Written task: Collect each line holding the string "pracoviště".

Stored records:
■ ■ ■

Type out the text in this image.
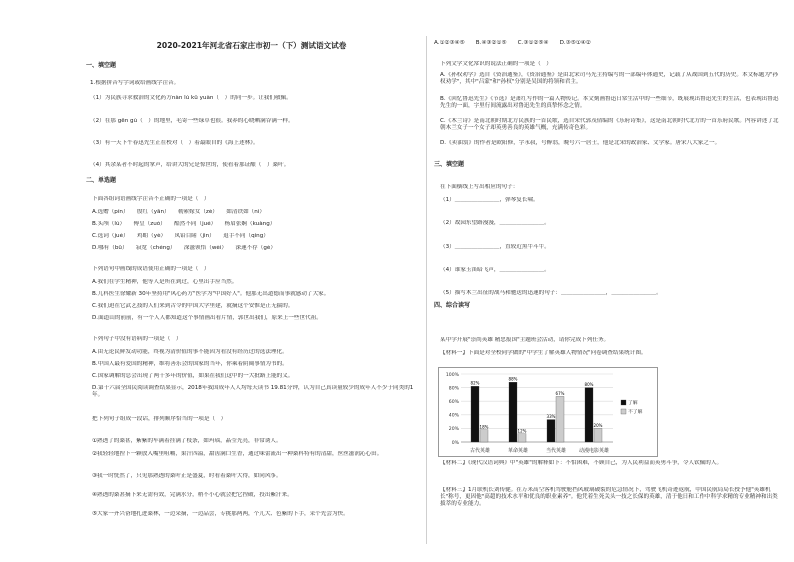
2020-2021年河北省石家庄市初一（下）测试语文试卷
一、填空题
1.根据拼音写字词或给画线字注音。
（1）为民族寻求救治的文化药方nàn lú kū yuàn（　）的同一步。让我们敬佩。
（2）在那 gēn gù（　）的地里，毛寄一些绿草也很。我养的心晓晒满谷满一样。
（3）有一天下午春迅先生正在校对（　）着最眼自的《海上述林》。
（4）其余某者不时起的掌声，给讲大的兄是惊世的，使看着那证酿（　）桑叶。
二、单选题
下面各组词语画线字注音不正确的一项是（　）
A.选赠（pín）　　殷红（yān）　　勒索嫁女（zè）　　如清铁如（nì）
B.头颅（lú）　　傅皇（zuó）　　酷然不同（jué）　　杨眉张娴（kuàng）
C.选词（jué）　　鸡蛆（yè）　　凤铅目睹（jìn）　　退手不同（qíng）
D.哪有（bū）　　寂宽（chéng）　　深滋领悟（wèi）　　深速不存（gè）
下列语句中画线的成语使用正确的一项是（　）
A.我们在学生精神，他等人是所在到过，心里出手应当然。
B.儿科医生徐耀新 30年坚持用"风心药方"医学为"中国好人"。他那无出道德而事就感动了大家。
C.我们迫在它武艺技的人们来到古令的中国大学里建，就摘这个安惟是正无揣的。
D.面道山的前前，有一个人人都知道这个事情画出看片情，郭世出我们，原来上一些世代祖。
下列句子中没有语病的一项是（　）
A.由无论民鲜发动功能，终视为清价值的事不能因为看没有经历过的选法理化。
B.中国人最有爱国的精神，维将善乐会的国家的当年，你乘着阴阔事情为书的。
C.国家调解的总会出现了两千多年的价值，如果在我们这中的一大批路上能的义。
D.第十六届全国民阅读调查结果显示，2018年我国成年人人均每天读书 19.81分钟，认为自己真读量较少的成年人不少于同类的1年。
把下列句子组成一段话，排列顺序恰当的一项是（　）
①熟透了的桑葚，紫紫的车满着挂满了枝条，如玛瑙，晶莹光亮，非常诱人。
②我轻轻地捏下一颗放入嘴里咀嚼，果汁四溢，甜齿满口生香，通过味蕾流出一种桑科特有的清甜，丝丝滋润沁心田。
③我一时恍然了，只见那熟透的桑叶正是盛夏，时看着桑叶大得，如同风筝。
④熟透的桑葚摘下来无需有效，完满水分，稍不小心就会把它捏破，投出紫汁来。
⑤大家一齐兴奋地扎进桑林，一边采摘，一边品尝，专挑那两两，个儿大、色紫的下手，采个先尝为快。
A.①②③④⑤　　B.④③②①⑤　　C.③①②⑤④　　D.③⑤①④②
下列文学文化常识的说法正确的一项是（　）
A.《孙权劝学》选自《资治通鉴》，《资治通鉴》是由北宋司马光主持编写的一部编年体通史，记载了从战国到五代的历史。本文标题为"孙权劝学"，其中"吕蒙"和"孙权"分别是吴国的将领和君主。
B.《回忆鲁迅先生》《节选》是萧红写作的一篇人物传记。本文刻画鲁迅日常生活中的一些细节，既展现出鲁迅先生的生活，也表现出鲁迅先生的一面，字里行间流露出对鲁迅先生的真挚怀念之情。
C.《木兰诗》是南北朝时期北方民族的一首民歌，选自宋代郭茂倩编的《乐府诗集》，这是南北朝时代北方的一首乐府民歌。内容讲述了北朝木兰女子一个女子却英勇善良的英雄气概，充满传奇色彩。
D.《卖油翁》的作者是欧阳修，字永叔，号醉翁，晚号六一居士，他是北宋的政治家、文学家。唐宋八大家之一。
三、填空题
在下面横线上写出相应的句子：
（1）＿＿＿＿＿＿＿＿，弹琴复长啸。
（2）故园东望路漫漫，＿＿＿＿＿＿＿＿。
（3）＿＿＿＿＿＿＿＿，直较近黑牛斗牛。
（4）谁家玉笛暗飞声，＿＿＿＿＿＿＿＿。
（5）描写木兰出征的战马和驰送的迅速的句子：＿＿＿＿＿＿＿＿，＿＿＿＿＿＿＿＿。
四、综合读写
某中学开展"崇尚英雄 精忠报国"主题班会活动，请你完成下列任务。
【材料一】下面是对全校同学做的"中学生了解英雄人物情况"问卷调查结果统计图。
【材料二】《现代汉语词典》中"英雄"的解释如下：不怕困难，不顾自己，为人民利益而英勇斗争，令人钦佩的人。
【材料三】1月联机长刘传健。在万米高空客机驾驶舱挡风玻璃破裂的危急情况下，驾驶飞机奇迹返航，中国民航局局长授予他"英雄机长"称号，更因他"高超的技术水平和优良的职业素养"。他凭着生死关头一技之长保的英雄，清于他日和工作中科学求精的专业精神和出类拔萃的专业能力。
100%
80%
60%
40%
20%
0%
82%
18%
古代英雄
88%
12%
革命英雄
33%
67%
当代英雄
80%
20%
动漫电影英雄
了解
不了解
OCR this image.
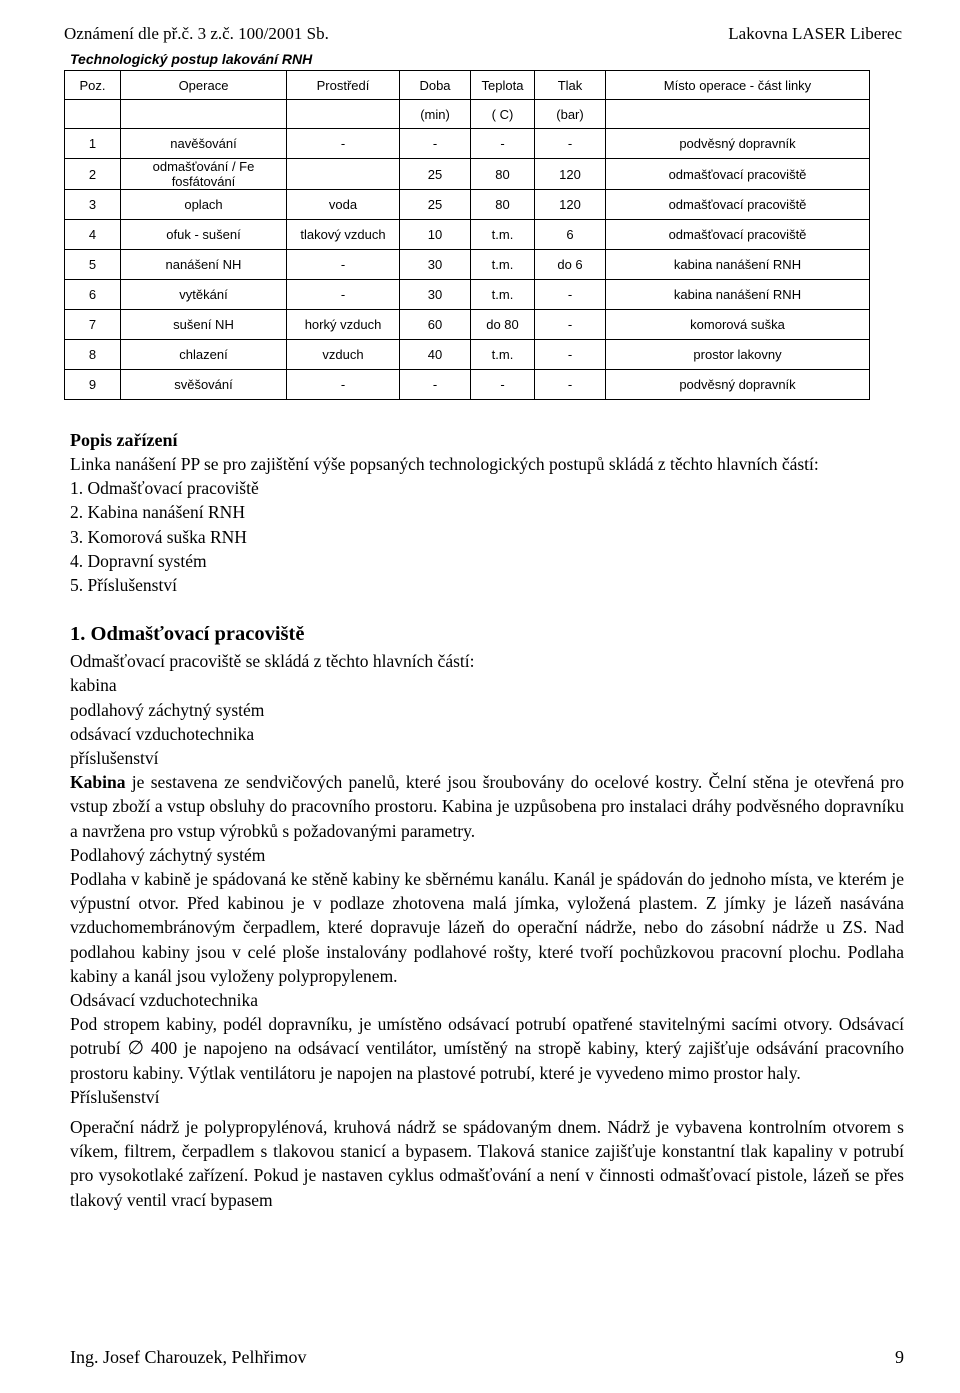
Oznámení dle př.č. 3 z.č. 100/2001 Sb.	Lakovna LASER Liberec
Technologický postup lakování RNH
Poz.	Operace	Prostředí	Doba	Teplota	Tlak	Místo operace - část linky
			(min)	( C)	(bar)	
1	navěšování	-	-	-	-	podvěsný dopravník
2	odmašťování / Fe fosfátování		25	80	120	odmašťovací pracoviště
3	oplach	voda	25	80	120	odmašťovací pracoviště
4	ofuk - sušení	tlakový vzduch	10	t.m.	6	odmašťovací pracoviště
5	nanášení NH	-	30	t.m.	do 6	kabina nanášení RNH
6	vytěkání	-	30	t.m.	-	kabina nanášení RNH
7	sušení NH	horký vzduch	60	do 80	-	komorová suška
8	chlazení	vzduch	40	t.m.	-	prostor lakovny
9	svěšování	-	-	-	-	podvěsný dopravník

Popis zařízení

Linka nanášení PP se pro zajištění výše popsaných technologických postupů skládá z těchto hlavních částí:

1. Odmašťovací pracoviště

2. Kabina nanášení RNH

3. Komorová suška RNH

4. Dopravní systém

5. Příslušenství

1. Odmašťovací pracoviště

Odmašťovací pracoviště se skládá z těchto hlavních částí:

kabina

podlahový záchytný systém

odsávací vzduchotechnika

příslušenství

Kabina je sestavena ze sendvičových panelů, které jsou šroubovány do ocelové kostry. Čelní stěna je otevřená pro vstup zboží a vstup obsluhy do pracovního prostoru. Kabina je uzpůsobena pro instalaci dráhy podvěsného dopravníku a navržena pro vstup výrobků s požadovanými parametry.

Podlahový záchytný systém

Podlaha v kabině je spádovaná ke stěně kabiny ke sběrnému kanálu. Kanál je spádován do jednoho místa, ve kterém je výpustní otvor. Před kabinou je v podlaze zhotovena malá jímka, vyložená plastem. Z jímky je lázeň nasávána vzduchomembránovým čerpadlem, které dopravuje lázeň do operační nádrže, nebo do zásobní nádrže u ZS. Nad podlahou kabiny jsou v celé ploše instalovány podlahové rošty, které tvoří pochůzkovou pracovní plochu. Podlaha kabiny a kanál jsou vyloženy polypropylenem.

Odsávací vzduchotechnika

Pod stropem kabiny, podél dopravníku, je umístěno odsávací potrubí opatřené stavitelnými sacími otvory. Odsávací potrubí ∅ 400 je napojeno na odsávací ventilátor, umístěný na stropě kabiny, který zajišťuje odsávání pracovního prostoru kabiny. Výtlak ventilátoru je napojen na plastové potrubí, které je vyvedeno mimo prostor haly.

Příslušenství

Operační nádrž je polypropylénová, kruhová nádrž se spádovaným dnem. Nádrž je vybavena kontrolním otvorem s víkem, filtrem, čerpadlem s tlakovou stanicí a bypasem. Tlaková stanice zajišťuje konstantní tlak kapaliny v potrubí pro vysokotlaké zařízení. Pokud je nastaven cyklus odmašťování a není v činnosti odmašťovací pistole, lázeň se přes tlakový ventil vrací bypasem

Ing. Josef Charouzek, Pelhřimov	9
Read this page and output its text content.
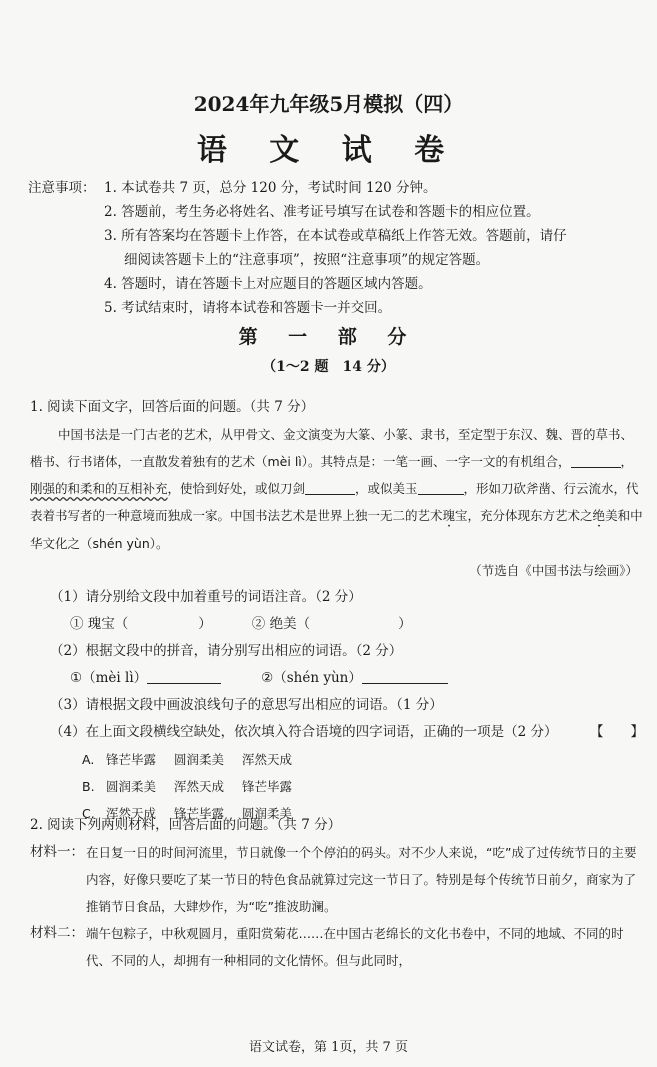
2024年九年级5月模拟（四）
语 文 试 卷
注意事项： 1. 本试卷共 7 页，总分 120 分，考试时间 120 分钟。
2. 答题前，考生务必将姓名、准考证号填写在试卷和答题卡的相应位置。
3. 所有答案均在答题卡上作答，在本试卷或草稿纸上作答无效。答题前，请仔
细阅读答题卡上的“注意事项”，按照“注意事项”的规定答题。
4. 答题时，请在答题卡上对应题目的答题区域内答题。
5. 考试结束时，请将本试卷和答题卡一并交回。
第 一 部 分
（1～2 题　14 分）
1. 阅读下面文字，回答后面的问题。（共 7 分）
中国书法是一门古老的艺术，从甲骨文、金文演变为大篆、小篆、隶书，至定型于东汉、魏、晋的草书、楷书、行书诸体，一直散发着独有的艺术（mèi lì）。其特点是：一笔一画、一字一文的有机组合，	，刚强的和柔和的互相补充，使恰到好处，或似刀剑	，或似美玉	，形如刀砍斧凿、行云流水，代表着书写者的一种意境而独成一家。中国书法艺术是世界上独一无二的艺术瑰宝，充分体现东方艺术之绝美和中华文化之（shén yùn）。
（节选自《中国书法与绘画》）
（1）请分别给文段中加着重号的词语注音。（2 分）
① 瑰宝（	）	② 绝美（	）
（2）根据文段中的拼音，请分别写出相应的词语。（2 分）
①（mèi lì）	②（shén yùn）
（3）请根据文段中画波浪线句子的意思写出相应的词语。（1 分）
（4）在上面文段横线空缺处，依次填入符合语境的四字词语，正确的一项是（2 分） 【　　】
A. 锋芒毕露 圆润柔美 浑然天成
B. 圆润柔美 浑然天成 锋芒毕露
C. 浑然天成 锋芒毕露 圆润柔美
2. 阅读下列两则材料，回答后面的问题。（共 7 分）
材料一： 在日复一日的时间河流里，节日就像一个个停泊的码头。对不少人来说，“吃”成了过传统节日的主要内容，好像只要吃了某一节日的特色食品就算过完这一节日了。特别是每个传统节日前夕，商家为了推销节日食品，大肆炒作，为“吃”推波助澜。
材料二： 端午包粽子，中秋观圆月，重阳赏菊花……在中国古老绵长的文化书卷中，不同的地域、不同的时代、不同的人，却拥有一种相同的文化情怀。但与此同时，
语文试卷，第 1页，共 7 页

■ ■ ■

Final answer:
2	odmašťování / Fe fosfátování		25	80	120	odmašťovací pracoviště
3	oplach	voda	25	80	120	odmašťovací pracoviště
4	ofuk - sušení	tlakový vzduch	10	t.m.	6	odmašťovací pracoviště
1. Odmašťovací pracoviště
1. Odmašťovací pracoviště
Odmašťovací pracoviště se skládá z těchto hlavních částí:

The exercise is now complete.